• **Goal**: In the records below, find each line with the word "What" and copy it.

begin Records shown

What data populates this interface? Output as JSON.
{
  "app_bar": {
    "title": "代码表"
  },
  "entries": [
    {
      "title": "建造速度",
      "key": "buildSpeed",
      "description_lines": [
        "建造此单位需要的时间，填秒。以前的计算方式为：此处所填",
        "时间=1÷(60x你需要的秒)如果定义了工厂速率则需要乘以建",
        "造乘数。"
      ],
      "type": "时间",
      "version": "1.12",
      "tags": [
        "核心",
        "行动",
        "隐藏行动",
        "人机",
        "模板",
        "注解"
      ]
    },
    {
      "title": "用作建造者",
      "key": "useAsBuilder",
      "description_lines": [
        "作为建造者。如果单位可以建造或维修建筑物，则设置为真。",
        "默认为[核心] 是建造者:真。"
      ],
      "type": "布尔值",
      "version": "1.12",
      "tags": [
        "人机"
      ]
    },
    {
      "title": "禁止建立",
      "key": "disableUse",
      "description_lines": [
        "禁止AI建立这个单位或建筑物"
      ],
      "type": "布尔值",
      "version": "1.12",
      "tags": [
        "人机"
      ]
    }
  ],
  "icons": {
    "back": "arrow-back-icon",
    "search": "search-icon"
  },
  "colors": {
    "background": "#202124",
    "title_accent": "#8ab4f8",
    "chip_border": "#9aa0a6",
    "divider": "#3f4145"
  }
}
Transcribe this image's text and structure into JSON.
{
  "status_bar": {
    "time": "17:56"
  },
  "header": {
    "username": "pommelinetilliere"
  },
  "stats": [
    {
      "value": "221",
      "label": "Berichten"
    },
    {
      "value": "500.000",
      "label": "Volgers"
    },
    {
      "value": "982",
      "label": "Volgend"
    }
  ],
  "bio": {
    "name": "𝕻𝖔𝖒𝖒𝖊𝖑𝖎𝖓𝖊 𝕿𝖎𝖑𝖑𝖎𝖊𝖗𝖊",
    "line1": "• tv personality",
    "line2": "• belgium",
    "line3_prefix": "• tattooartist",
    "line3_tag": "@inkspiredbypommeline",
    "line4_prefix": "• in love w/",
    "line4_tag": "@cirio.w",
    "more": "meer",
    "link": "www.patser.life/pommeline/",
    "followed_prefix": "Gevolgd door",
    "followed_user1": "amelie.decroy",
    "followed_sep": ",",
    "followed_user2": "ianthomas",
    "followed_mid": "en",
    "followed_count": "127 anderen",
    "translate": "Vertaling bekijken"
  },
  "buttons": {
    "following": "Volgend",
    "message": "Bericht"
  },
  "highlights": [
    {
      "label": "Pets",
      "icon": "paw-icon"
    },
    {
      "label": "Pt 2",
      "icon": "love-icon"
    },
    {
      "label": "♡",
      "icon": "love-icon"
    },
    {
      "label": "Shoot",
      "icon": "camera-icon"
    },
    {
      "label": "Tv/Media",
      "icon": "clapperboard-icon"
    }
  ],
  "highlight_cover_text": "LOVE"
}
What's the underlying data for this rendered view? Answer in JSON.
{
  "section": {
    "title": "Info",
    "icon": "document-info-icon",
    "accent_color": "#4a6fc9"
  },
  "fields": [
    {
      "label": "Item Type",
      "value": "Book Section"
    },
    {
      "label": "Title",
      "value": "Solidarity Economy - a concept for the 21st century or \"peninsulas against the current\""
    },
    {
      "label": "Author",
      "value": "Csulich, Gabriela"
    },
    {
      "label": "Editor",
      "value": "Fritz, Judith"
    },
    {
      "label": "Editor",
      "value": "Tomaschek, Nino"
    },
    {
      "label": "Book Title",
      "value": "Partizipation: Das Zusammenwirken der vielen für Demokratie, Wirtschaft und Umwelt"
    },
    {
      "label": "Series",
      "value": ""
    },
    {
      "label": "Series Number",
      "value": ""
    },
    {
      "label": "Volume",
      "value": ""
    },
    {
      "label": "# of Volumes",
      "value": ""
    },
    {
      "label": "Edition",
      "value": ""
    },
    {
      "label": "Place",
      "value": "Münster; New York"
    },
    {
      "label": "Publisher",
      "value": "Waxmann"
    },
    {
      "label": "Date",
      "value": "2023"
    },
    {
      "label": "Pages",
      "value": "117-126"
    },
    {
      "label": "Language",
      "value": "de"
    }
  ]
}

end Records shown

• **Task answer**:
What data populates this interface? Output as JSON.
What's the underlying data for this rendered view? Answer in JSON.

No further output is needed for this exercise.